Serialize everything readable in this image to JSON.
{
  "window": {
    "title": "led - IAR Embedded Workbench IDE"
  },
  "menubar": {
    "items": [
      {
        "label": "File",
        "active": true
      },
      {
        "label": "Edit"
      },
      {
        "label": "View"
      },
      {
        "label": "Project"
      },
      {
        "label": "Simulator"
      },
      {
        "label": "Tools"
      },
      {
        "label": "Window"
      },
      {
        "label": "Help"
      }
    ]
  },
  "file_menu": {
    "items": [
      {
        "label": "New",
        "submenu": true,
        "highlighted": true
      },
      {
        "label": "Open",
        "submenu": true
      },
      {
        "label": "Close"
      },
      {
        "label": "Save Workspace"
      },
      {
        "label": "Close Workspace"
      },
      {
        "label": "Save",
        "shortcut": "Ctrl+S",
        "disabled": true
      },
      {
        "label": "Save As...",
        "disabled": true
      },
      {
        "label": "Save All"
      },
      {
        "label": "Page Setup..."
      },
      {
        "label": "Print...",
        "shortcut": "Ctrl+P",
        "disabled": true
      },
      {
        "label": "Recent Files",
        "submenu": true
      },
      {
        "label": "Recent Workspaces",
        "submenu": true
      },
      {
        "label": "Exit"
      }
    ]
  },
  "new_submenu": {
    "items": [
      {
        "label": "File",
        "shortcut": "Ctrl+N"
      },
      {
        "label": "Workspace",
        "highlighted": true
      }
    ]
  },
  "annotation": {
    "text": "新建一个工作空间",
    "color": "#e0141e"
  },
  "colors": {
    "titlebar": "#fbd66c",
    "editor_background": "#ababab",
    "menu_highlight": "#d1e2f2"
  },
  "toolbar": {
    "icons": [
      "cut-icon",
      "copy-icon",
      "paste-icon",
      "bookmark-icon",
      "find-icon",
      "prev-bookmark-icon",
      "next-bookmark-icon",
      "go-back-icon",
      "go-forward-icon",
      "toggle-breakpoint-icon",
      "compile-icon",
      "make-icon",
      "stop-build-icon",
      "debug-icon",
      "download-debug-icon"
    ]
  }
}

• [Aim of the task]
Type out all of the material again, word for word.

• [Written solution]
Serialize everything readable in this image to JSON.
{
  "window": {
    "title": "led - IAR Embedded Workbench IDE"
  },
  "menubar": {
    "items": [
      {
        "label": "File",
        "active": true
      },
      {
        "label": "Edit"
      },
      {
        "label": "View"
      },
      {
        "label": "Project"
      },
      {
        "label": "Simulator"
      },
      {
        "label": "Tools"
      },
      {
        "label": "Window"
      },
      {
        "label": "Help"
      }
    ]
  },
  "file_menu": {
    "items": [
      {
        "label": "New",
        "submenu": true,
        "highlighted": true
      },
      {
        "label": "Open",
        "submenu": true
      },
      {
        "label": "Close"
      },
      {
        "label": "Save Workspace"
      },
      {
        "label": "Close Workspace"
      },
      {
        "label": "Save",
        "shortcut": "Ctrl+S",
        "disabled": true
      },
      {
        "label": "Save As...",
        "disabled": true
      },
      {
        "label": "Save All"
      },
      {
        "label": "Page Setup..."
      },
      {
        "label": "Print...",
        "shortcut": "Ctrl+P",
        "disabled": true
      },
      {
        "label": "Recent Files",
        "submenu": true
      },
      {
        "label": "Recent Workspaces",
        "submenu": true
      },
      {
        "label": "Exit"
      }
    ]
  },
  "new_submenu": {
    "items": [
      {
        "label": "File",
        "shortcut": "Ctrl+N"
      },
      {
        "label": "Workspace",
        "highlighted": true
      }
    ]
  },
  "annotation": {
    "text": "新建一个工作空间",
    "color": "#e0141e"
  },
  "colors": {
    "titlebar": "#fbd66c",
    "editor_background": "#ababab",
    "menu_highlight": "#d1e2f2"
  },
  "toolbar": {
    "icons": [
      "cut-icon",
      "copy-icon",
      "paste-icon",
      "bookmark-icon",
      "find-icon",
      "prev-bookmark-icon",
      "next-bookmark-icon",
      "go-back-icon",
      "go-forward-icon",
      "toggle-breakpoint-icon",
      "compile-icon",
      "make-icon",
      "stop-build-icon",
      "debug-icon",
      "download-debug-icon"
    ]
  }
}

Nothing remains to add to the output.